#### WHAT NEEDS TO BE DONE:
Scan the data. Collect each line that contains the word "name".

#### SUPPLIED RECORDS:

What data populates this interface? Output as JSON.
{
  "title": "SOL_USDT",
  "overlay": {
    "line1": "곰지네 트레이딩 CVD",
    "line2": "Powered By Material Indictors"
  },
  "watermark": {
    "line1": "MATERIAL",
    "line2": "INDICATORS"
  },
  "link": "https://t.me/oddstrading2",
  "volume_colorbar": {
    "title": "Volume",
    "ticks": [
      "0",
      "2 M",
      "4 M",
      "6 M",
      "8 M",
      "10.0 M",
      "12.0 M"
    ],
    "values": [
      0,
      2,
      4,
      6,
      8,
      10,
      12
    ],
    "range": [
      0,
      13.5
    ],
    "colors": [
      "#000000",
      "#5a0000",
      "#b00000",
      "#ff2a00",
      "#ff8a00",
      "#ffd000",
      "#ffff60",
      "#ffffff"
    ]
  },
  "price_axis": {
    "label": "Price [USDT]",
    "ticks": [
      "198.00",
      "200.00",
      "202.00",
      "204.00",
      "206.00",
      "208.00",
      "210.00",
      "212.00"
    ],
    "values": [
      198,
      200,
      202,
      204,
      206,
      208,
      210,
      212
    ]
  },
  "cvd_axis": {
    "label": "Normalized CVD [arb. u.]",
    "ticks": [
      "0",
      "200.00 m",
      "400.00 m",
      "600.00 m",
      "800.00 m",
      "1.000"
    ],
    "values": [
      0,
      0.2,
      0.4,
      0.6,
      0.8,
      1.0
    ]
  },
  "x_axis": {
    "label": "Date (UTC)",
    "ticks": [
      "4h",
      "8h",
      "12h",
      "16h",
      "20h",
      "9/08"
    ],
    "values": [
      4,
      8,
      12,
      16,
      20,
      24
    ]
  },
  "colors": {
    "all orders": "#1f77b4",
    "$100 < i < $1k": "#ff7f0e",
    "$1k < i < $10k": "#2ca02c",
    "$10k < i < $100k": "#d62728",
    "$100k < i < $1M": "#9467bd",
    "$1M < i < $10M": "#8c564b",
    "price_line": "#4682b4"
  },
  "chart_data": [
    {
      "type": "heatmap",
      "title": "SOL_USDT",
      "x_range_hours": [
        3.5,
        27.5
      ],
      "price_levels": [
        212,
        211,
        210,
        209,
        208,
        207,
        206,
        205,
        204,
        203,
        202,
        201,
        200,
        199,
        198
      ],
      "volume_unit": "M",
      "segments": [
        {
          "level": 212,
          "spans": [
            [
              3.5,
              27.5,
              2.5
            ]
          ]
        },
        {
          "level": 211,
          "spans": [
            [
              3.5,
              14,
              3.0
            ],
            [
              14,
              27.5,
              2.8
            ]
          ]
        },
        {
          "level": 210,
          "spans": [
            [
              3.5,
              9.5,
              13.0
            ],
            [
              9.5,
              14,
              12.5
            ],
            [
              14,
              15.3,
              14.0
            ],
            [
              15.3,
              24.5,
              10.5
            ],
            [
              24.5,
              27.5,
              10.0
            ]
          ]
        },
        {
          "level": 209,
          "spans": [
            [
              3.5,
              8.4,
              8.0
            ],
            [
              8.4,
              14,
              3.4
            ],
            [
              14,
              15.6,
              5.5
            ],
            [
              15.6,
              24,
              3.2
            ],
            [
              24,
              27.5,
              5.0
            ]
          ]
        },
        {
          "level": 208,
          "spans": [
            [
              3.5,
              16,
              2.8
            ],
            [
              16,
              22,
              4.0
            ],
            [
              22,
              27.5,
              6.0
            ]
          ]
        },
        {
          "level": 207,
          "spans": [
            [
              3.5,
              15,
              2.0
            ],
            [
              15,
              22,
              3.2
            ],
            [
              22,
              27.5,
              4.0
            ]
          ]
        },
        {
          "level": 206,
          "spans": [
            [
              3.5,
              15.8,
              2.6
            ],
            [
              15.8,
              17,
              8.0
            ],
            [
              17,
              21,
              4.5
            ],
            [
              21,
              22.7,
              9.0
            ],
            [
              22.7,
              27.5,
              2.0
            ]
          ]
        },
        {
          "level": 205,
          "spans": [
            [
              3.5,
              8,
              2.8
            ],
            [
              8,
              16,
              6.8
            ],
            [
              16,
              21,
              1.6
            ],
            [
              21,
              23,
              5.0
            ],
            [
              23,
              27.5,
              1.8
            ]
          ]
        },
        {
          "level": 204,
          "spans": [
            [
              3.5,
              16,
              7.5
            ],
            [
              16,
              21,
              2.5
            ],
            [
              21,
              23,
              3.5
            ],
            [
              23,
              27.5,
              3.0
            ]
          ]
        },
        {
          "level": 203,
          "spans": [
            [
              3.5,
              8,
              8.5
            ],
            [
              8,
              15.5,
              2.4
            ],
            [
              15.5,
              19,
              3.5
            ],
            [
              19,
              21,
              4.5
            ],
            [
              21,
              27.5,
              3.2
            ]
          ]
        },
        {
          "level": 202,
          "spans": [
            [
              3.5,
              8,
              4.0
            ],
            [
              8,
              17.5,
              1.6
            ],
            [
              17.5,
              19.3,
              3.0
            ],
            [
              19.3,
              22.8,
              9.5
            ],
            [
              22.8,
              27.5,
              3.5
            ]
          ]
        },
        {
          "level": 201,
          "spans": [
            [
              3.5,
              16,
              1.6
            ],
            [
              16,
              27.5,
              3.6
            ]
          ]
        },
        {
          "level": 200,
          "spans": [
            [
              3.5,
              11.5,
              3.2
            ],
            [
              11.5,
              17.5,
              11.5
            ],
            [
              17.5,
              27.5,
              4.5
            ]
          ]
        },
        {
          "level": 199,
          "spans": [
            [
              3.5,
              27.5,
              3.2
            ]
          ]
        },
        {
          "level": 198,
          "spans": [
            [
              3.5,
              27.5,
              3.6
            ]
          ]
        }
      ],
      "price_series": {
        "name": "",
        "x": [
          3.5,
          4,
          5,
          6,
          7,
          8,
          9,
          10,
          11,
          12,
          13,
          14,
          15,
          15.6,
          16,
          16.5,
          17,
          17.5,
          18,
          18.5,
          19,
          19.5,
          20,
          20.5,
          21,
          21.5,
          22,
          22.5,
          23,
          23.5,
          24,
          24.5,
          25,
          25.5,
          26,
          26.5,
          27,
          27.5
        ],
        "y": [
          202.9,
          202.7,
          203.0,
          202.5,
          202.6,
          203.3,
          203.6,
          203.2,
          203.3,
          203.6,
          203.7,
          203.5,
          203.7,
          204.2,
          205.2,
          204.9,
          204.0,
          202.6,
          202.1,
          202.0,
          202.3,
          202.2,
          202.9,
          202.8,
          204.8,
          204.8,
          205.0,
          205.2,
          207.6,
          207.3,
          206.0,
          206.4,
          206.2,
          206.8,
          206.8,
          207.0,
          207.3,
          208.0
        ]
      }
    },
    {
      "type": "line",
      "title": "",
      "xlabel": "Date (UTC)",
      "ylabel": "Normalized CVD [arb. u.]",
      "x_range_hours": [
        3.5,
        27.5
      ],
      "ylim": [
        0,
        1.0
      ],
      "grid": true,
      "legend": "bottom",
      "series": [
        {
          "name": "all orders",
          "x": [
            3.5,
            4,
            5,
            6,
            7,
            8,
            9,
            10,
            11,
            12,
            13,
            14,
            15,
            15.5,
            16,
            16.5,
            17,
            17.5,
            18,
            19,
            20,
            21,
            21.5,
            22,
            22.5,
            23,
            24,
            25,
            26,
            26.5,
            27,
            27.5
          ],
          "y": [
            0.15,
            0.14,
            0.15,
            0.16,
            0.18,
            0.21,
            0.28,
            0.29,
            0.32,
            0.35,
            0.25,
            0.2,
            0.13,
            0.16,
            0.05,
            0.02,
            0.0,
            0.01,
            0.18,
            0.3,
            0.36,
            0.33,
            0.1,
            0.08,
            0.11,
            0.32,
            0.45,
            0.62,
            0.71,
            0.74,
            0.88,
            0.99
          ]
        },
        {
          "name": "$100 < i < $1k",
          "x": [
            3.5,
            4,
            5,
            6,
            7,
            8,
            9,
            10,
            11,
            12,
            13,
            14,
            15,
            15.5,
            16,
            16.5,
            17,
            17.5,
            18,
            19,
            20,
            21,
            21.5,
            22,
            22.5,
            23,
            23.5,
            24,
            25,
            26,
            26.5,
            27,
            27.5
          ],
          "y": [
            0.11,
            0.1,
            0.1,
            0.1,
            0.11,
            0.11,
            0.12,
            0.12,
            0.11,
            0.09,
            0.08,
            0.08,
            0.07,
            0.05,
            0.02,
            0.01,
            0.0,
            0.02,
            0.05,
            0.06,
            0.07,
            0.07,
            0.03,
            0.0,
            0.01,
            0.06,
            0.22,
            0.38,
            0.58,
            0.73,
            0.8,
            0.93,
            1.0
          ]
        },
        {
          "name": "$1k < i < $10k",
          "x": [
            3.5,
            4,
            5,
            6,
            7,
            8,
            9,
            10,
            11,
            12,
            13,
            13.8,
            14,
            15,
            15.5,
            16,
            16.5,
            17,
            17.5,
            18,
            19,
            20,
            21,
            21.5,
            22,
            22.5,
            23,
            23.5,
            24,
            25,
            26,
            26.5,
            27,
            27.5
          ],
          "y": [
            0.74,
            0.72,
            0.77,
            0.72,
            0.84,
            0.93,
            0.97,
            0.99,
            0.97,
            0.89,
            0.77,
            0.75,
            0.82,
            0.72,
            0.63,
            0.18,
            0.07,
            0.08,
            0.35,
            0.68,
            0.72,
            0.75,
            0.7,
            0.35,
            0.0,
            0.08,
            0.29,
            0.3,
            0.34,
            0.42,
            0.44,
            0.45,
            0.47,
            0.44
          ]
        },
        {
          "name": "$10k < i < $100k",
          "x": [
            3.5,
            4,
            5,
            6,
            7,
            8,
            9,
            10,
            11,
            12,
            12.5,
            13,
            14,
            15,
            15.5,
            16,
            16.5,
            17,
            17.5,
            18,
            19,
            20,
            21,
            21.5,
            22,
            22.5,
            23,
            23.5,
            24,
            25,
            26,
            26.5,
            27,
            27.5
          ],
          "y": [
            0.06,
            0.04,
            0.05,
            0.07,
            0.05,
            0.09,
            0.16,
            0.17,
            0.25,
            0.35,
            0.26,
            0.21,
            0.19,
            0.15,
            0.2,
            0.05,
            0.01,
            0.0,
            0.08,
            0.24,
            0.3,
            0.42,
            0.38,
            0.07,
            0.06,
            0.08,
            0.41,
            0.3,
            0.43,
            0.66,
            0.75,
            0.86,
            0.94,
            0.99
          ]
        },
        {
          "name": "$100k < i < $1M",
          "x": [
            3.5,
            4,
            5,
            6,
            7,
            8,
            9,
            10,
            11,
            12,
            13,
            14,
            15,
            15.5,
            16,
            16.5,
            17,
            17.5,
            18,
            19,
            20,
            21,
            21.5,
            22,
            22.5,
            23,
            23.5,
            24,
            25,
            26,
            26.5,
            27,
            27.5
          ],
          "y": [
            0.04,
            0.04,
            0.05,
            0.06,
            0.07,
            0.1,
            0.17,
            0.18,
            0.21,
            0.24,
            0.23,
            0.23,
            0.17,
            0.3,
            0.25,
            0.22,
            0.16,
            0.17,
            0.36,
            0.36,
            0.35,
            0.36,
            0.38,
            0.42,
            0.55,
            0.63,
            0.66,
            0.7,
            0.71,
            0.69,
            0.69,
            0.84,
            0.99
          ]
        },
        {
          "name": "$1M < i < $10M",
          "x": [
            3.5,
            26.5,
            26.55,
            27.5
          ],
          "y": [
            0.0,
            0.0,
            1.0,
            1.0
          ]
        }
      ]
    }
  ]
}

#### EXERCISE OUTPUT:
        "name": "",
          "name": "all orders",
          "name": "$100 < i < $1k",
          "name": "$1k < i < $10k",
          "name": "$10k < i < $100k",
          "name": "$100k < i < $1M",
          "name": "$1M < i < $10M",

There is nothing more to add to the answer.